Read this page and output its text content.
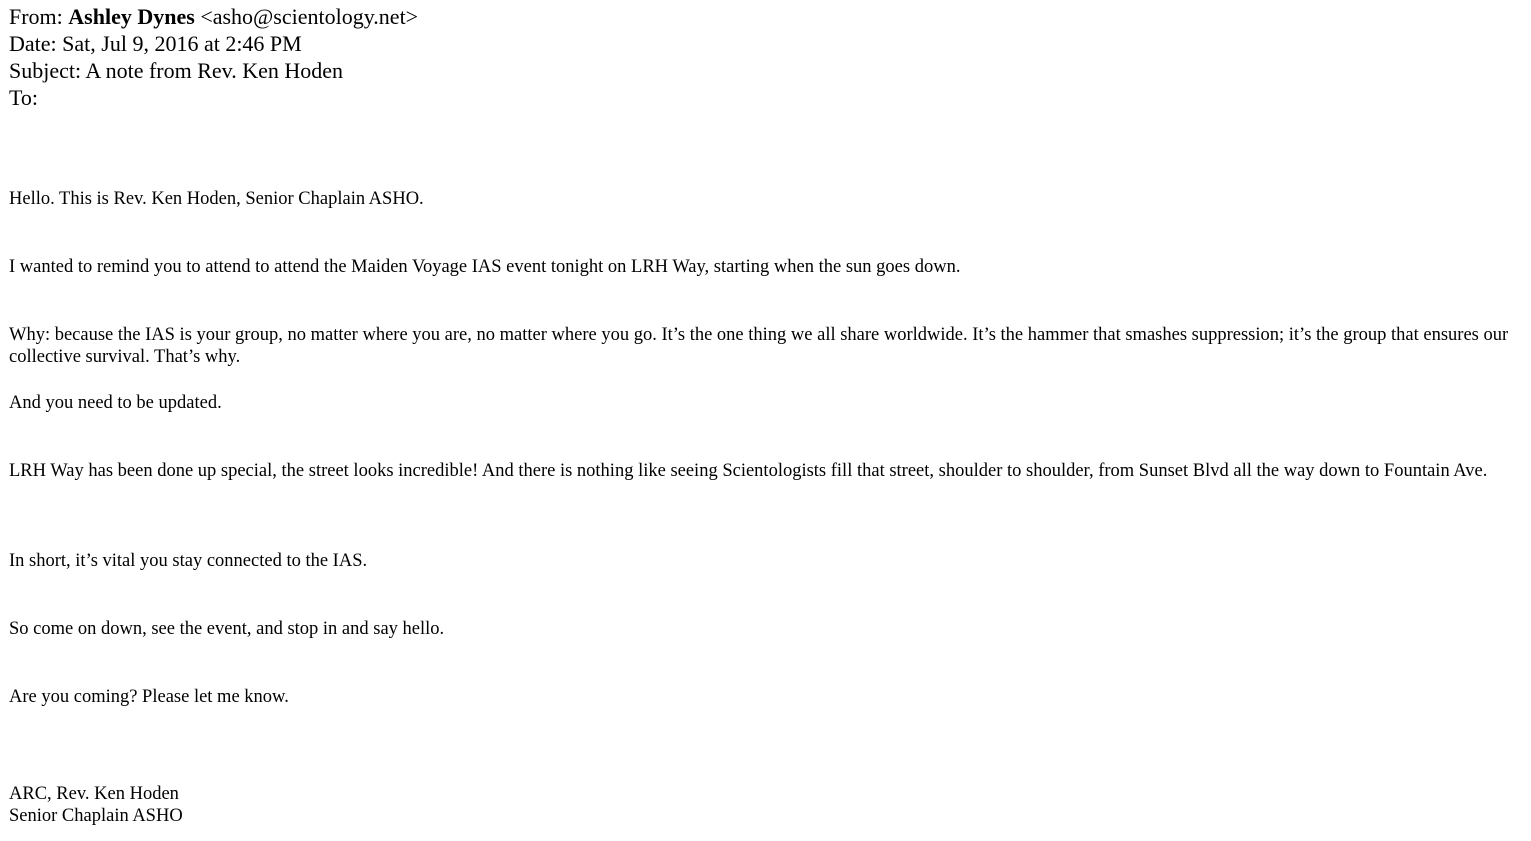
From: Ashley Dynes <asho@scientology.net>
Date: Sat, Jul 9, 2016 at 2:46 PM
Subject: A note from Rev. Ken Hoden
To:

Hello. This is Rev. Ken Hoden, Senior Chaplain ASHO.

I wanted to remind you to attend to attend the Maiden Voyage IAS event tonight on LRH Way, starting when the sun goes down.

Why: because the IAS is your group, no matter where you are, no matter where you go. It’s the one thing we all share worldwide. It’s the hammer that smashes suppression; it’s the group that ensures our collective survival. That’s why.

And you need to be updated.

LRH Way has been done up special, the street looks incredible! And there is nothing like seeing Scientologists fill that street, shoulder to shoulder, from Sunset Blvd all the way down to Fountain Ave.

In short, it’s vital you stay connected to the IAS.

So come on down, see the event, and stop in and say hello.

Are you coming? Please let me know.

ARC, Rev. Ken Hoden
Senior Chaplain ASHO
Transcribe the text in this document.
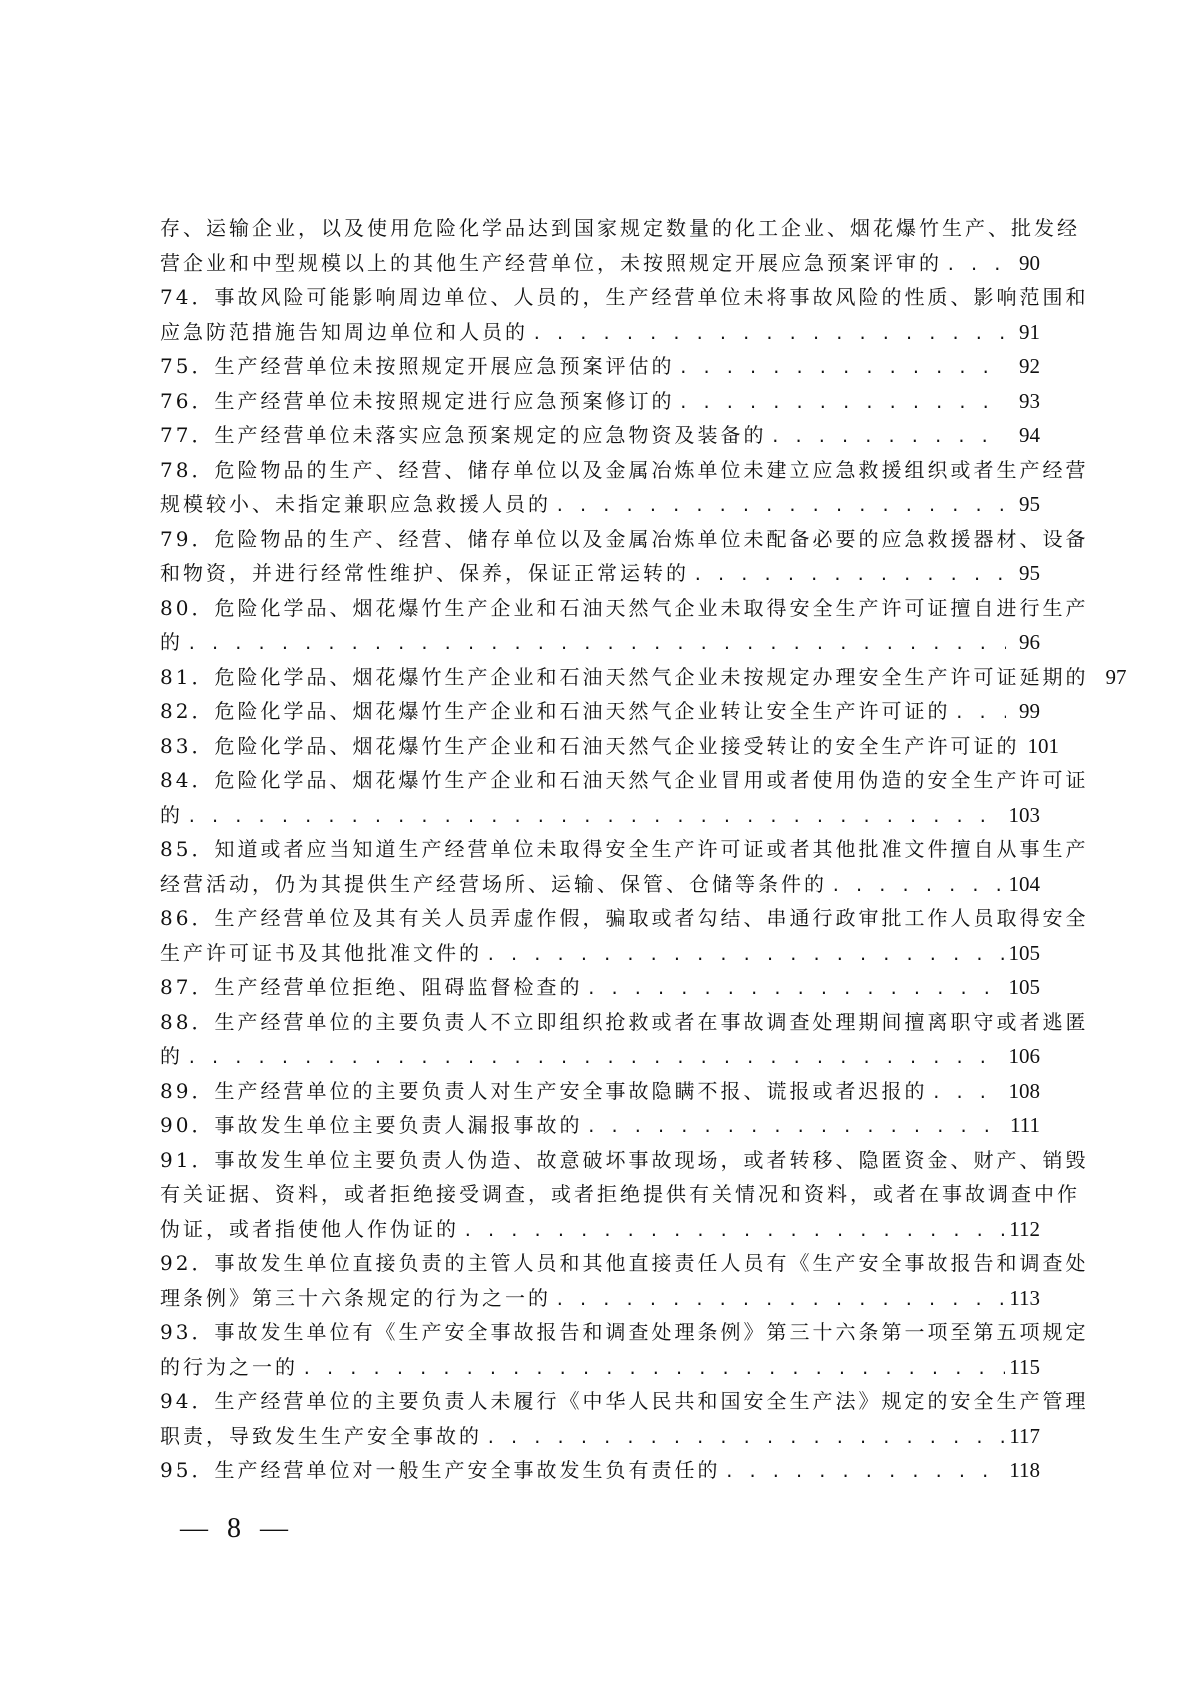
存、运输企业，以及使用危险化学品达到国家规定数量的化工企业、烟花爆竹生产、批发经
营企业和中型规模以上的其他生产经营单位，未按照规定开展应急预案评审的 . . .	90
74．事故风险可能影响周边单位、人员的，生产经营单位未将事故风险的性质、影响范围和
应急防范措施告知周边单位和人员的 . . .	91
75．生产经营单位未按照规定开展应急预案评估的 . . .	92
76．生产经营单位未按照规定进行应急预案修订的 . . .	93
77．生产经营单位未落实应急预案规定的应急物资及装备的 . . .	94
78．危险物品的生产、经营、储存单位以及金属冶炼单位未建立应急救援组织或者生产经营
规模较小、未指定兼职应急救援人员的 . . .	95
79．危险物品的生产、经营、储存单位以及金属冶炼单位未配备必要的应急救援器材、设备
和物资，并进行经常性维护、保养，保证正常运转的 . . .	95
80．危险化学品、烟花爆竹生产企业和石油天然气企业未取得安全生产许可证擅自进行生产
的 . . .	96
81．危险化学品、烟花爆竹生产企业和石油天然气企业未按规定办理安全生产许可证延期的 97
82．危险化学品、烟花爆竹生产企业和石油天然气企业转让安全生产许可证的 . . .	99
83．危险化学品、烟花爆竹生产企业和石油天然气企业接受转让的安全生产许可证的 101
84．危险化学品、烟花爆竹生产企业和石油天然气企业冒用或者使用伪造的安全生产许可证
的 . . .	103
85．知道或者应当知道生产经营单位未取得安全生产许可证或者其他批准文件擅自从事生产
经营活动，仍为其提供生产经营场所、运输、保管、仓储等条件的 . . .	104
86．生产经营单位及其有关人员弄虚作假，骗取或者勾结、串通行政审批工作人员取得安全
生产许可证书及其他批准文件的 . . .	105
87．生产经营单位拒绝、阻碍监督检查的 . . .	105
88．生产经营单位的主要负责人不立即组织抢救或者在事故调查处理期间擅离职守或者逃匿
的 . . .	106
89．生产经营单位的主要负责人对生产安全事故隐瞒不报、谎报或者迟报的 . . .	108
90．事故发生单位主要负责人漏报事故的 . . .	111
91．事故发生单位主要负责人伪造、故意破坏事故现场，或者转移、隐匿资金、财产、销毁
有关证据、资料，或者拒绝接受调查，或者拒绝提供有关情况和资料，或者在事故调查中作
伪证，或者指使他人作伪证的 . . .	112
92．事故发生单位直接负责的主管人员和其他直接责任人员有《生产安全事故报告和调查处
理条例》第三十六条规定的行为之一的 . . .	113
93．事故发生单位有《生产安全事故报告和调查处理条例》第三十六条第一项至第五项规定
的行为之一的 . . .	115
94．生产经营单位的主要负责人未履行《中华人民共和国安全生产法》规定的安全生产管理
职责，导致发生生产安全事故的 . . .	117
95．生产经营单位对一般生产安全事故发生负有责任的 . . .	118
— 8 —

:::

◆ EXERCISE REQUIREMENTS ◆
Find all lines holding the string "Senior" and copy them.

◆ FINISHED ANSWER ◆
Hello. This is Rev. Ken Hoden, Senior Chaplain ASHO.
Senior Chaplain ASHO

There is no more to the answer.